### Written exercise
Copy the items below without any change, beginning at the line containing "gvleborg-line [222, 316, 1249, 446]" and ending after the line containing "gvleborg-end-dot [1237, 398, 1256, 417]".

### Dataset rows
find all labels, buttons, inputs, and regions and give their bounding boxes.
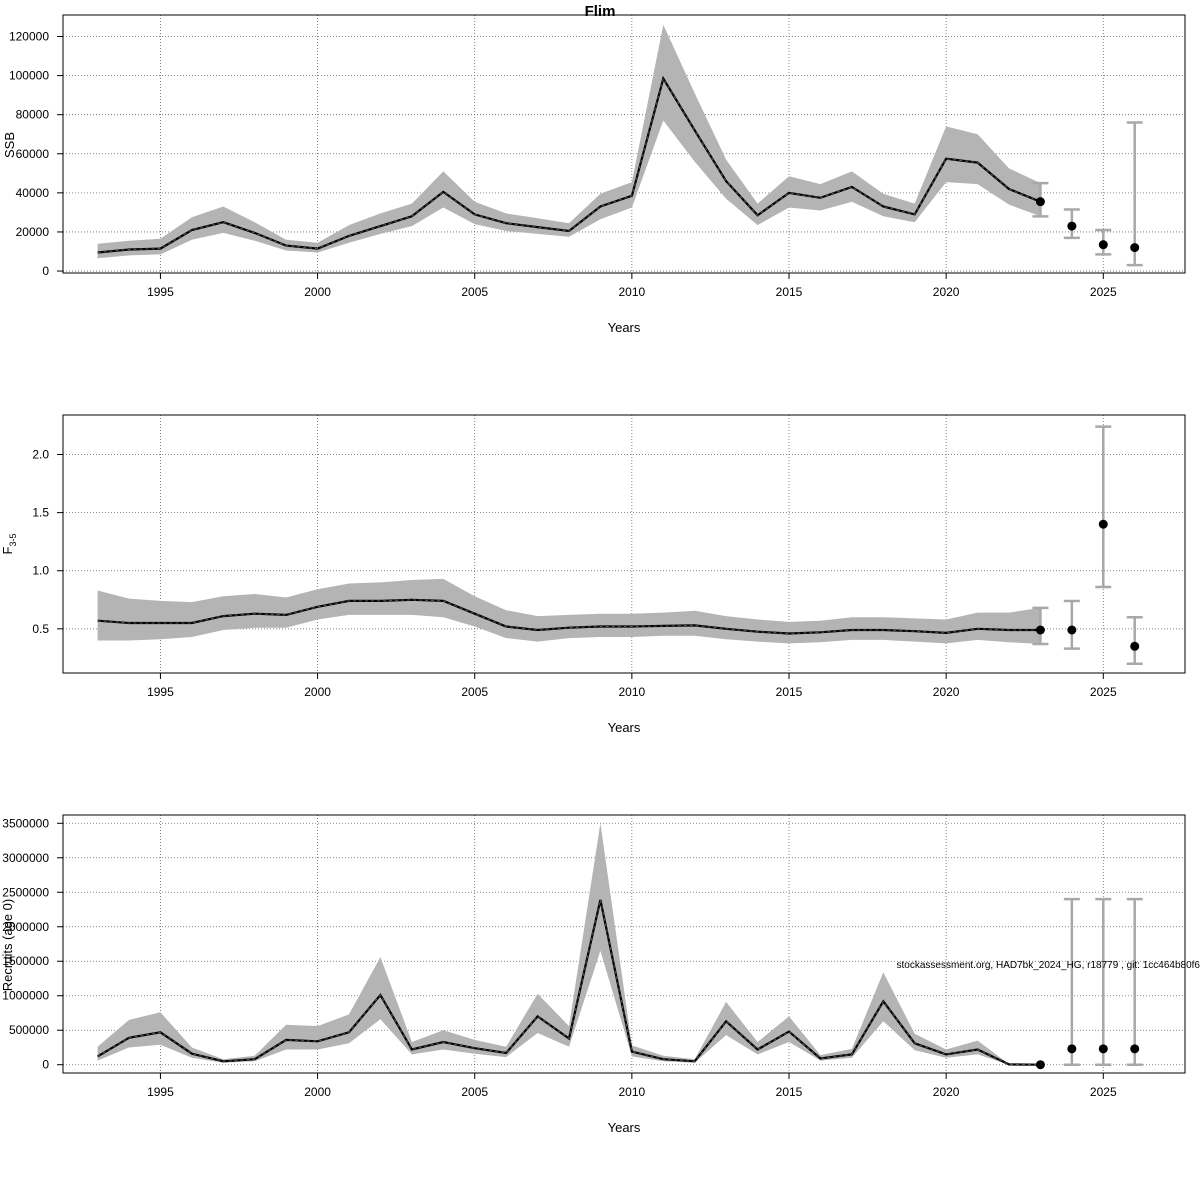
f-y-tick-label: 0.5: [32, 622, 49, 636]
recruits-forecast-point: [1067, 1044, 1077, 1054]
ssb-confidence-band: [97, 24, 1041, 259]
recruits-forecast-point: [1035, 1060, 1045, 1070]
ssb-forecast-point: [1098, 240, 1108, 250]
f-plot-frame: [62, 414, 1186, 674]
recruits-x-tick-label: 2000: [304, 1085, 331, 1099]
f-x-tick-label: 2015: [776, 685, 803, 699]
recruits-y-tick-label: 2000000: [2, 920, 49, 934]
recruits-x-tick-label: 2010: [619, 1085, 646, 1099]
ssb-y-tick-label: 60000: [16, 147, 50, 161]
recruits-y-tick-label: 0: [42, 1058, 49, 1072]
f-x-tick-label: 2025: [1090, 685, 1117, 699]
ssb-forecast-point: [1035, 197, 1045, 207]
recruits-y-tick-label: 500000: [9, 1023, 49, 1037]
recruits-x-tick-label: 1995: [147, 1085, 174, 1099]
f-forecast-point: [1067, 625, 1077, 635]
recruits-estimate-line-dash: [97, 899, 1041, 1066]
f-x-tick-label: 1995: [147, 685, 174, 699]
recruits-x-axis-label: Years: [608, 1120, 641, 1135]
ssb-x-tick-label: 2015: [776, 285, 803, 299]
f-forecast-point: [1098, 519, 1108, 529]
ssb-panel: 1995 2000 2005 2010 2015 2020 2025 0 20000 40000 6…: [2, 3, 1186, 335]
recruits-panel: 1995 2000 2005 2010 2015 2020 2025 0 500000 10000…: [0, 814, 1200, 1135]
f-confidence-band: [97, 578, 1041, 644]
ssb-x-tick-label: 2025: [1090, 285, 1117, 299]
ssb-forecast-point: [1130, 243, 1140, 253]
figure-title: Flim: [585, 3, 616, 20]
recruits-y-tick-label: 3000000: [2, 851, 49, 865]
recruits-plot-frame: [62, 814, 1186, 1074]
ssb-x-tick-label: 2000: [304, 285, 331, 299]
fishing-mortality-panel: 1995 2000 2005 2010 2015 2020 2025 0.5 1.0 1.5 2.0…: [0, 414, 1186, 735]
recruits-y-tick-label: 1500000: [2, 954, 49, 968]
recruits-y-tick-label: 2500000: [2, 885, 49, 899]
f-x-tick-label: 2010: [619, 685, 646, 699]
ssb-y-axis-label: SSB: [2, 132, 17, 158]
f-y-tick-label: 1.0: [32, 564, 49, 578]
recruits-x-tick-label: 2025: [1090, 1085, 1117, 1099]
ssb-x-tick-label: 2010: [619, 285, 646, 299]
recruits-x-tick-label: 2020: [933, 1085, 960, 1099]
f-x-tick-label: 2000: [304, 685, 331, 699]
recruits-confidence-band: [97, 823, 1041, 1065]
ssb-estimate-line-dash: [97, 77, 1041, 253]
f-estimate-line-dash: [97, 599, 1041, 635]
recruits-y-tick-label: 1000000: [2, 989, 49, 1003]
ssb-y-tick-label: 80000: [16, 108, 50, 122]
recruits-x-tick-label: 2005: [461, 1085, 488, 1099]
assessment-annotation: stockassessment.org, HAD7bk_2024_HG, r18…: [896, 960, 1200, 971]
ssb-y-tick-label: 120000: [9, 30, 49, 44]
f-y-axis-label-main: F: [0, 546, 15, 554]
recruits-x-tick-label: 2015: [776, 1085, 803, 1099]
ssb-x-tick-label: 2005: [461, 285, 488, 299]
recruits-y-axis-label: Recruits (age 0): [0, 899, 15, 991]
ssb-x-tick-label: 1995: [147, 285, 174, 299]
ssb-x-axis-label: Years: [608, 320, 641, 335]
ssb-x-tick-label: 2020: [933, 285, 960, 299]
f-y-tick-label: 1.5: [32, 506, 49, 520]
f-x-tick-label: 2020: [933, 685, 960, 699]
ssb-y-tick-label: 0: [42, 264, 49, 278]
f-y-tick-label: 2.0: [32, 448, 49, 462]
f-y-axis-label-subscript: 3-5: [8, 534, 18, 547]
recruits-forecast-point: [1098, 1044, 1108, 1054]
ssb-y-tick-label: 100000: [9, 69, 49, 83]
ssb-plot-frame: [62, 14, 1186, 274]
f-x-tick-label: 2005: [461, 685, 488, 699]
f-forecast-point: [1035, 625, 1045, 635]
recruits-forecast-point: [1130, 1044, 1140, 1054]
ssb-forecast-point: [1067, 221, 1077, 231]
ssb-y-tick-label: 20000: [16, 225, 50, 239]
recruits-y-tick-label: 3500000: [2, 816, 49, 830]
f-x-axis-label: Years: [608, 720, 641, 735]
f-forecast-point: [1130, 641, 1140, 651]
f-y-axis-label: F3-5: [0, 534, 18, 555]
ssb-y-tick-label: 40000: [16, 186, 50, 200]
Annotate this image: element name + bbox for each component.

* * *

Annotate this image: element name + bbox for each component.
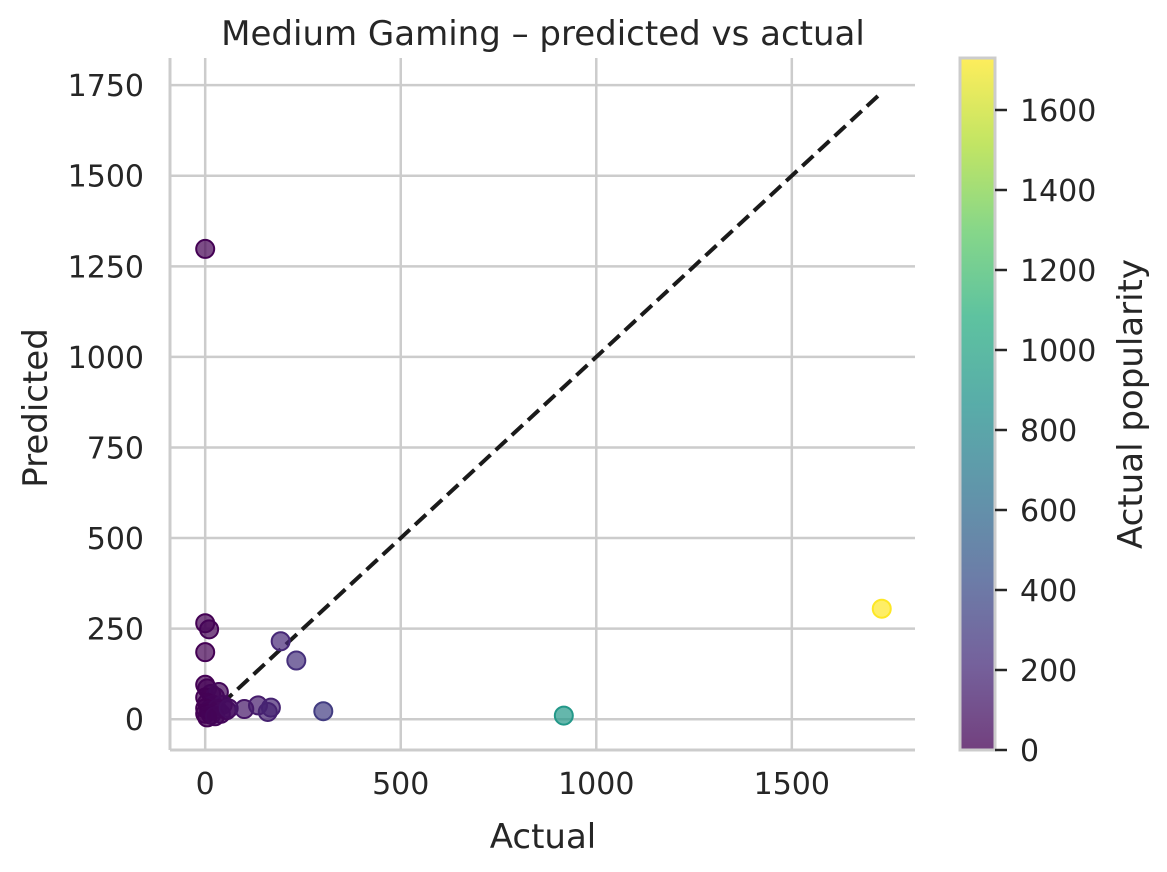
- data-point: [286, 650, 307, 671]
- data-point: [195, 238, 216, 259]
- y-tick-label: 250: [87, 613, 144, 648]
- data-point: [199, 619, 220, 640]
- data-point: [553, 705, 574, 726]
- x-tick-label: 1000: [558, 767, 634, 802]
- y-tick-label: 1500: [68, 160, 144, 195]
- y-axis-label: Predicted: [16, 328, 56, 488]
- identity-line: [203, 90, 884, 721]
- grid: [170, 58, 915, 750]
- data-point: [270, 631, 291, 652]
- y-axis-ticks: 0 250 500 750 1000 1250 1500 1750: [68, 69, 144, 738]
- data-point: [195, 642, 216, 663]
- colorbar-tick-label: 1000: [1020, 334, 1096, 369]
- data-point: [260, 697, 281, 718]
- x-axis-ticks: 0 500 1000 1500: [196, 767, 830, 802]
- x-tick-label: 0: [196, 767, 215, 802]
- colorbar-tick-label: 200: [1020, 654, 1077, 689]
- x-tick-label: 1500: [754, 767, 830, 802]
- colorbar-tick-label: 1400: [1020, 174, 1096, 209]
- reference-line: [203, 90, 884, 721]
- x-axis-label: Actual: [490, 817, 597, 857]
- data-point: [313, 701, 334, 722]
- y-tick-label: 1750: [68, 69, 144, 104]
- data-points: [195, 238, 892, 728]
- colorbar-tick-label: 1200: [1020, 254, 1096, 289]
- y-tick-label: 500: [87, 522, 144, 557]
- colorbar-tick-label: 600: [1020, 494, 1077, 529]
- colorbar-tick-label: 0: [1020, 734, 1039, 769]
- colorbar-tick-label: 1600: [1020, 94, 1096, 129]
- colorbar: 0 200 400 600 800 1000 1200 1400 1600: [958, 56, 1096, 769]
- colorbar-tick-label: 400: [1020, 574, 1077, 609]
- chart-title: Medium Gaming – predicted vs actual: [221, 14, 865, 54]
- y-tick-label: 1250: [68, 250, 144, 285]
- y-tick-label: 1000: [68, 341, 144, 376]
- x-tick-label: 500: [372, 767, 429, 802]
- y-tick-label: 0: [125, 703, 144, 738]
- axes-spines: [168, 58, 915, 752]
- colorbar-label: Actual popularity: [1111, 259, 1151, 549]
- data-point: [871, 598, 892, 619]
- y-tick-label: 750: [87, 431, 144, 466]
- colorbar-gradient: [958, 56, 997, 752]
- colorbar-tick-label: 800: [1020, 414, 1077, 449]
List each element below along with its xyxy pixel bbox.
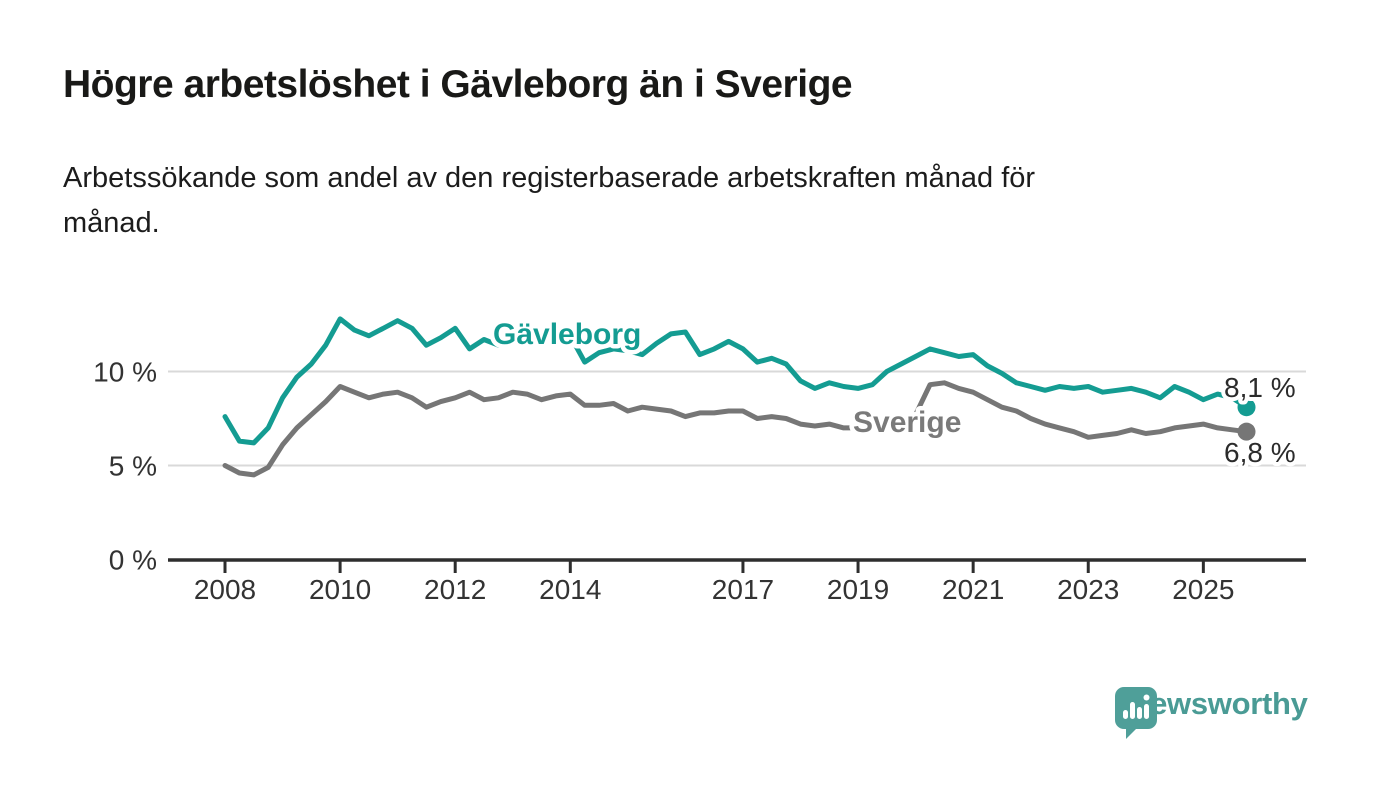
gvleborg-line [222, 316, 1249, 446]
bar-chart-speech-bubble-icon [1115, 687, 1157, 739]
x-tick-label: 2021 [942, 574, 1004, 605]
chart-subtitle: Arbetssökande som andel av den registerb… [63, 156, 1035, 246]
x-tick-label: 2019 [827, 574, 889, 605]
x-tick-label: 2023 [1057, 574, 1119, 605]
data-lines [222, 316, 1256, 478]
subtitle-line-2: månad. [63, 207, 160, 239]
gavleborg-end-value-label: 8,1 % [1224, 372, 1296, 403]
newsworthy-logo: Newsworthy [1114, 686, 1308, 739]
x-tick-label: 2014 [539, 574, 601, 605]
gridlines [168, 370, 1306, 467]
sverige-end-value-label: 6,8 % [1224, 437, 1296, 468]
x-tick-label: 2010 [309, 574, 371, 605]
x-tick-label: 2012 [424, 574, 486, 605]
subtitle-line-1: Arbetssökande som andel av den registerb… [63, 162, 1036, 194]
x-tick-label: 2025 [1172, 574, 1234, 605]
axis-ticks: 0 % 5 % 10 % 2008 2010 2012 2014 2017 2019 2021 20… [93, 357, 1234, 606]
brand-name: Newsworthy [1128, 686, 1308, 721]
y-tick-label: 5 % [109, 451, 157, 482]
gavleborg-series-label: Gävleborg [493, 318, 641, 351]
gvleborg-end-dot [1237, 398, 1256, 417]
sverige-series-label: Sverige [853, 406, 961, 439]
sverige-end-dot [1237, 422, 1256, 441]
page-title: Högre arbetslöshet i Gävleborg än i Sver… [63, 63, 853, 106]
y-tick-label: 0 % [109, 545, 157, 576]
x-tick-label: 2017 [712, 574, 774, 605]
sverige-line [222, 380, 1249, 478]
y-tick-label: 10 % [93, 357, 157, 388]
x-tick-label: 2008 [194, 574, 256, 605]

### Output of the task
gvleborg-line [222, 316, 1249, 446]
bar-chart-speech-bubble-icon [1115, 687, 1157, 739]
x-tick-label: 2021 [942, 574, 1004, 605]
chart-subtitle: Arbetssökande som andel av den registerb… [63, 156, 1035, 246]
x-tick-label: 2019 [827, 574, 889, 605]
x-tick-label: 2023 [1057, 574, 1119, 605]
data-lines [222, 316, 1256, 478]
subtitle-line-2: månad. [63, 207, 160, 239]
gavleborg-end-value-label: 8,1 % [1224, 372, 1296, 403]
newsworthy-logo: Newsworthy [1114, 686, 1308, 739]
x-tick-label: 2014 [539, 574, 601, 605]
gridlines [168, 370, 1306, 467]
sverige-end-value-label: 6,8 % [1224, 437, 1296, 468]
x-tick-label: 2010 [309, 574, 371, 605]
x-tick-label: 2012 [424, 574, 486, 605]
subtitle-line-1: Arbetssökande som andel av den registerb… [63, 162, 1036, 194]
x-tick-label: 2025 [1172, 574, 1234, 605]
axis-ticks: 0 % 5 % 10 % 2008 2010 2012 2014 2017 2019 2021 20… [93, 357, 1234, 606]
brand-name: Newsworthy [1128, 686, 1308, 721]
y-tick-label: 5 % [109, 451, 157, 482]
gavleborg-series-label: Gävleborg [493, 318, 641, 351]
gvleborg-end-dot [1237, 398, 1256, 417]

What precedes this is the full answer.